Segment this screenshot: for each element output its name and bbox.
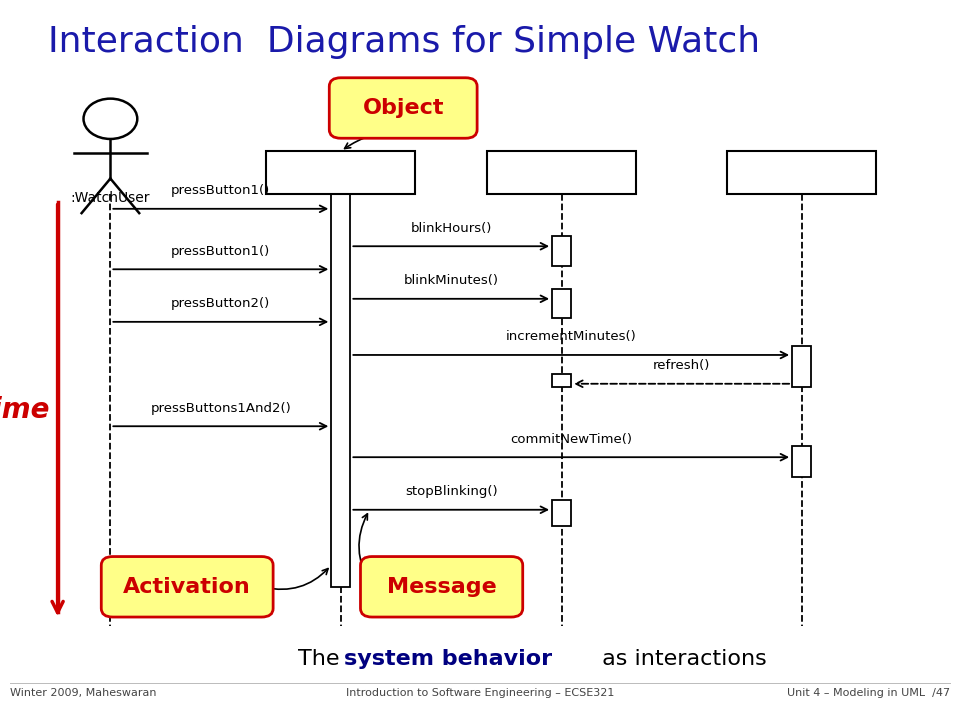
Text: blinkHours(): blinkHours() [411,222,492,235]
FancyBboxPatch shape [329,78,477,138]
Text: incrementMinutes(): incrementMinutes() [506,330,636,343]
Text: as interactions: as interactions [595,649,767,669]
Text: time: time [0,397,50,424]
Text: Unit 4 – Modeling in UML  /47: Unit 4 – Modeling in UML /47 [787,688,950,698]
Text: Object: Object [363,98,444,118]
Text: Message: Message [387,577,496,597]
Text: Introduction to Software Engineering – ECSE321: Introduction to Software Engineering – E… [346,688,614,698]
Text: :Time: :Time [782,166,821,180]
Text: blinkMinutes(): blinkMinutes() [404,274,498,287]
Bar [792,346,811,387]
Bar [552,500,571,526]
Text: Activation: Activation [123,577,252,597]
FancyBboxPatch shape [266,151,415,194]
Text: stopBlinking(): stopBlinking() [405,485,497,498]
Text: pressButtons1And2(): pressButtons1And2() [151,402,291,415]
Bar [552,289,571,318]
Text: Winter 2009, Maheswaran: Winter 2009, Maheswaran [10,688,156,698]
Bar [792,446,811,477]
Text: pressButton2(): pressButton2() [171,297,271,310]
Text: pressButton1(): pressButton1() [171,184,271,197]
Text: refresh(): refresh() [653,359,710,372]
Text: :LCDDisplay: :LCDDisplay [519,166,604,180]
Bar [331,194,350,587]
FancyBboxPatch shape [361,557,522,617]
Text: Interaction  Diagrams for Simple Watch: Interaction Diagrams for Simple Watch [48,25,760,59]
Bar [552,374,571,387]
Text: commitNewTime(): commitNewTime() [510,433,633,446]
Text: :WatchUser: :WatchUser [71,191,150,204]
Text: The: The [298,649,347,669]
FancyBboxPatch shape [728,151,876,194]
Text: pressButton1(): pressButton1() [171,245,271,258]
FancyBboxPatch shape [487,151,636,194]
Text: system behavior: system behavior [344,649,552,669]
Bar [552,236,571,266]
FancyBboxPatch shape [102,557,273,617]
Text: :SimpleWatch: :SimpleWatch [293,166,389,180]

▬▬▬

SHORT PROBLEM |
Can you update the records, starting at the line that contains "Text: blinkHours(): blinkHours()" and stopping after the line that contains "Bar [552,500,571,526]", by replacing "blinkMinutes()" with "flashMinutes()" and leaving everything else unchanged? Give back only those lines.

EXPECTED ANSWER |
Text: blinkHours(): blinkHours() [411,222,492,235]
FancyBboxPatch shape [329,78,477,138]
Text: incrementMinutes(): incrementMinutes() [506,330,636,343]
Text: as interactions: as interactions [595,649,767,669]
Text: time: time [0,397,50,424]
Text: Unit 4 – Modeling in UML  /47: Unit 4 – Modeling in UML /47 [787,688,950,698]
Text: Object: Object [363,98,444,118]
Text: Message: Message [387,577,496,597]
Text: Introduction to Software Engineering – ECSE321: Introduction to Software Engineering – E… [346,688,614,698]
Text: :Time: :Time [782,166,821,180]
Text: flashMinutes(): flashMinutes() [404,274,498,287]
Bar [792,346,811,387]
Bar [552,500,571,526]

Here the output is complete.